* Prompt *
Go through the entries below and collect each line with the string "icon" in it.

::: Supplied material

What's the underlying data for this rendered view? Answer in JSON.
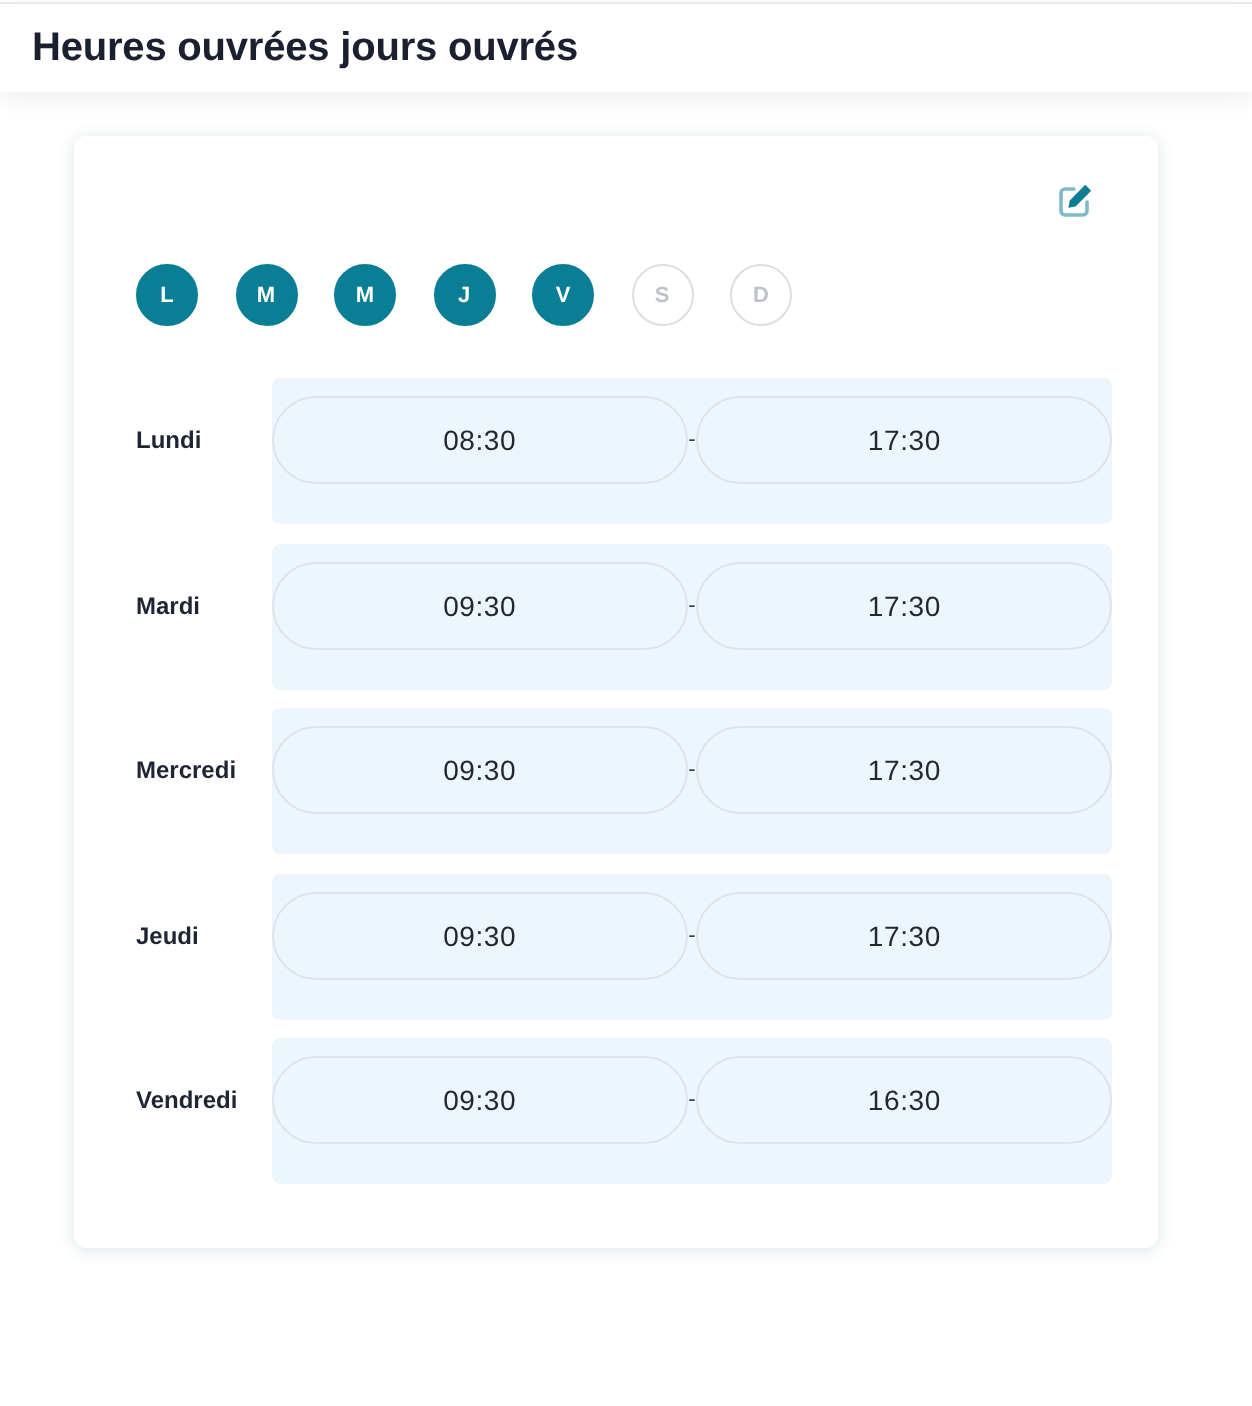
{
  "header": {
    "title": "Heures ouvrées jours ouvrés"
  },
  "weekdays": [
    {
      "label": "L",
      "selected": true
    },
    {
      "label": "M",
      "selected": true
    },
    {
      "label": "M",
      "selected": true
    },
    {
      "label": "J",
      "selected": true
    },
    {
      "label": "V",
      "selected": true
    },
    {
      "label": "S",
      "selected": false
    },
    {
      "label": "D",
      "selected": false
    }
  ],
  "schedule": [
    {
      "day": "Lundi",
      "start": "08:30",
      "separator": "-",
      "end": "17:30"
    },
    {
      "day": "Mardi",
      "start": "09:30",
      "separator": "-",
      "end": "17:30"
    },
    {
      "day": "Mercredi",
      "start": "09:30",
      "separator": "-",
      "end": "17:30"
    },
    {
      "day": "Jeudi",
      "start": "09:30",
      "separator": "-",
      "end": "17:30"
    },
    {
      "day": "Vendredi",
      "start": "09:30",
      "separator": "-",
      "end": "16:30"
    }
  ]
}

::::::
::: Supplied material

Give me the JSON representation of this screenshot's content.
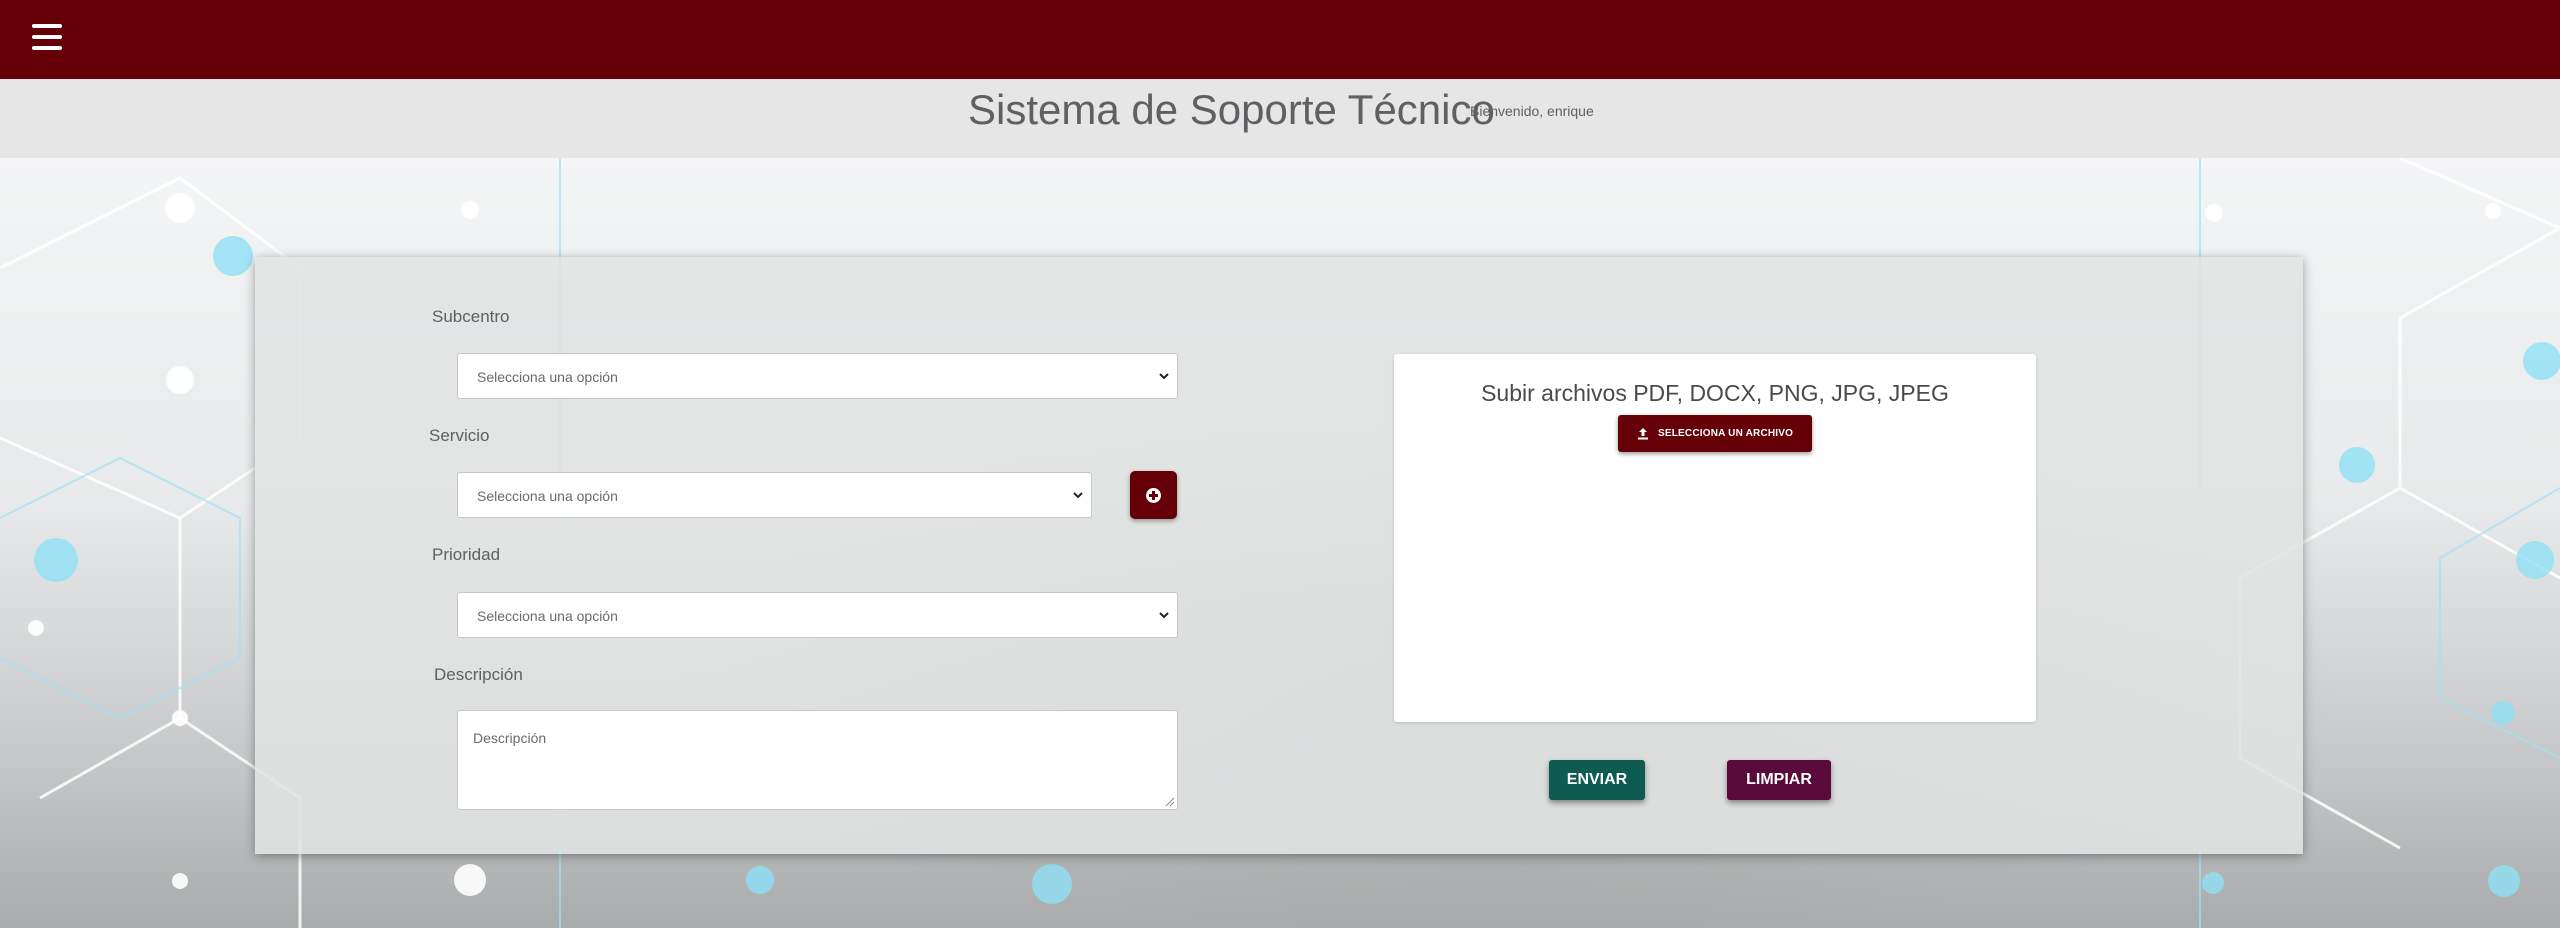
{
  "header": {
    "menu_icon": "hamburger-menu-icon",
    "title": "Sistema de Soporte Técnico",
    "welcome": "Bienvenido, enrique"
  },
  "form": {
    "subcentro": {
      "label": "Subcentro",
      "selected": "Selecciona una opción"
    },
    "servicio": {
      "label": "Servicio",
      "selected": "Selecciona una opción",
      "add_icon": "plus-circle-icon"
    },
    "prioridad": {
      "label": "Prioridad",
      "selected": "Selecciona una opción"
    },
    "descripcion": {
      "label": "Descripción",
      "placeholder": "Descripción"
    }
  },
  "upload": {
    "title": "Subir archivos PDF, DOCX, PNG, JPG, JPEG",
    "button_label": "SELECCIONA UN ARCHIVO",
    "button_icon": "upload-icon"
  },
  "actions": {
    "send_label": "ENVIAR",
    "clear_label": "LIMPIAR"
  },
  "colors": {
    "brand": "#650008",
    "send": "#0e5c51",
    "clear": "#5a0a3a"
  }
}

::::::

* Answer for the task *
    "menu_icon": "hamburger-menu-icon",
      "add_icon": "plus-circle-icon"
    "button_icon": "upload-icon"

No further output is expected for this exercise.